→ Task to carry out
Go through the data below and copy it exactly, skipping every picture.

→ Dataset records on visual material
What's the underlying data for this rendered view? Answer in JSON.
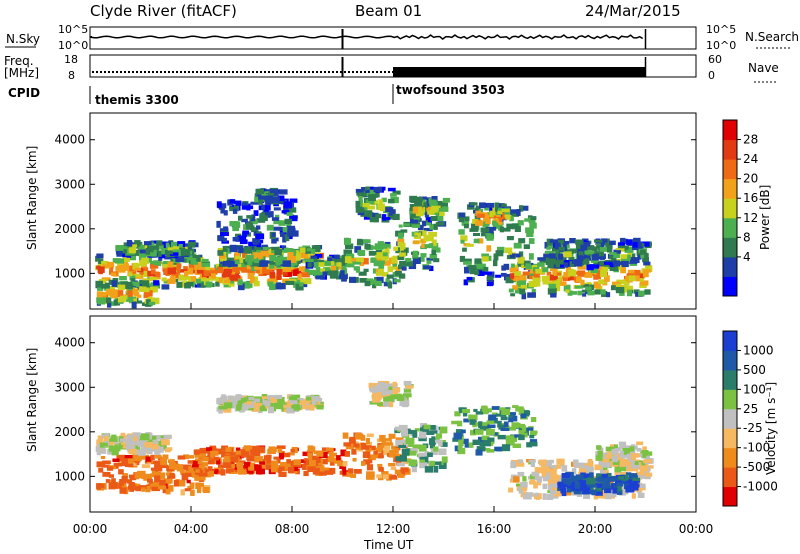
{
  "chart_data": {
    "type": "heatmap",
    "header": {
      "station": "Clyde River (fitACF)",
      "beam": "Beam 01",
      "date": "24/Mar/2015"
    },
    "time_axis": {
      "label": "Time UT",
      "range_hours": [
        0,
        24
      ],
      "ticks": [
        "00:00",
        "04:00",
        "08:00",
        "12:00",
        "16:00",
        "20:00",
        "00:00"
      ],
      "data_end_hours": 22
    },
    "nsky_panel": {
      "label": "N.Sky",
      "right_label": "N.Search",
      "left_ticks": [
        "10^5",
        "10^0"
      ],
      "right_ticks": [
        "10^5",
        "10^0"
      ],
      "break_hours": 10
    },
    "freq_panel": {
      "label_line1": "Freq.",
      "label_line2": "[MHz]",
      "right_label": "Nave",
      "left_ticks": [
        "18",
        "8"
      ],
      "right_ticks": [
        "60",
        "0"
      ],
      "break_hours": 10,
      "nave_rise_hours": 12
    },
    "cpid": {
      "label": "CPID",
      "programs": [
        {
          "name": "themis 3300",
          "start_hours": 0
        },
        {
          "name": "twofsound 3503",
          "start_hours": 12
        }
      ]
    },
    "range_axis": {
      "label": "Slant Range [km]",
      "range_km": [
        200,
        4600
      ],
      "ticks": [
        "1000",
        "2000",
        "3000",
        "4000"
      ]
    },
    "power_panel": {
      "colorbar_label": "Power [dB]",
      "ticks": [
        "4",
        "8",
        "12",
        "16",
        "20",
        "24",
        "28"
      ],
      "colors": [
        "#0000ff",
        "#1e3fa8",
        "#2f7a4e",
        "#4caf50",
        "#c8d21e",
        "#f2a21a",
        "#ee6a14",
        "#e23a12",
        "#e10000"
      ]
    },
    "velocity_panel": {
      "colorbar_label": "Velocity [m s⁻¹]",
      "ticks": [
        "1000",
        "500",
        "100",
        "25",
        "-25",
        "-100",
        "-500",
        "-1000"
      ],
      "colors": [
        "#1a3fd1",
        "#1f5aa8",
        "#2a7c6b",
        "#7cc242",
        "#c0c0c0",
        "#f6b860",
        "#ef8a1c",
        "#ea5a16",
        "#e10000"
      ]
    }
  }
}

→ Response for this exercise
What's the underlying data for this rendered view? Answer in JSON.
{
  "chart_data": {
    "type": "heatmap",
    "header": {
      "station": "Clyde River (fitACF)",
      "beam": "Beam 01",
      "date": "24/Mar/2015"
    },
    "time_axis": {
      "label": "Time UT",
      "range_hours": [
        0,
        24
      ],
      "ticks": [
        "00:00",
        "04:00",
        "08:00",
        "12:00",
        "16:00",
        "20:00",
        "00:00"
      ],
      "data_end_hours": 22
    },
    "nsky_panel": {
      "label": "N.Sky",
      "right_label": "N.Search",
      "left_ticks": [
        "10^5",
        "10^0"
      ],
      "right_ticks": [
        "10^5",
        "10^0"
      ],
      "break_hours": 10
    },
    "freq_panel": {
      "label_line1": "Freq.",
      "label_line2": "[MHz]",
      "right_label": "Nave",
      "left_ticks": [
        "18",
        "8"
      ],
      "right_ticks": [
        "60",
        "0"
      ],
      "break_hours": 10,
      "nave_rise_hours": 12
    },
    "cpid": {
      "label": "CPID",
      "programs": [
        {
          "name": "themis 3300",
          "start_hours": 0
        },
        {
          "name": "twofsound 3503",
          "start_hours": 12
        }
      ]
    },
    "range_axis": {
      "label": "Slant Range [km]",
      "range_km": [
        200,
        4600
      ],
      "ticks": [
        "1000",
        "2000",
        "3000",
        "4000"
      ]
    },
    "power_panel": {
      "colorbar_label": "Power [dB]",
      "ticks": [
        "4",
        "8",
        "12",
        "16",
        "20",
        "24",
        "28"
      ],
      "colors": [
        "#0000ff",
        "#1e3fa8",
        "#2f7a4e",
        "#4caf50",
        "#c8d21e",
        "#f2a21a",
        "#ee6a14",
        "#e23a12",
        "#e10000"
      ]
    },
    "velocity_panel": {
      "colorbar_label": "Velocity [m s⁻¹]",
      "ticks": [
        "1000",
        "500",
        "100",
        "25",
        "-25",
        "-100",
        "-500",
        "-1000"
      ],
      "colors": [
        "#1a3fd1",
        "#1f5aa8",
        "#2a7c6b",
        "#7cc242",
        "#c0c0c0",
        "#f6b860",
        "#ef8a1c",
        "#ea5a16",
        "#e10000"
      ]
    }
  }
}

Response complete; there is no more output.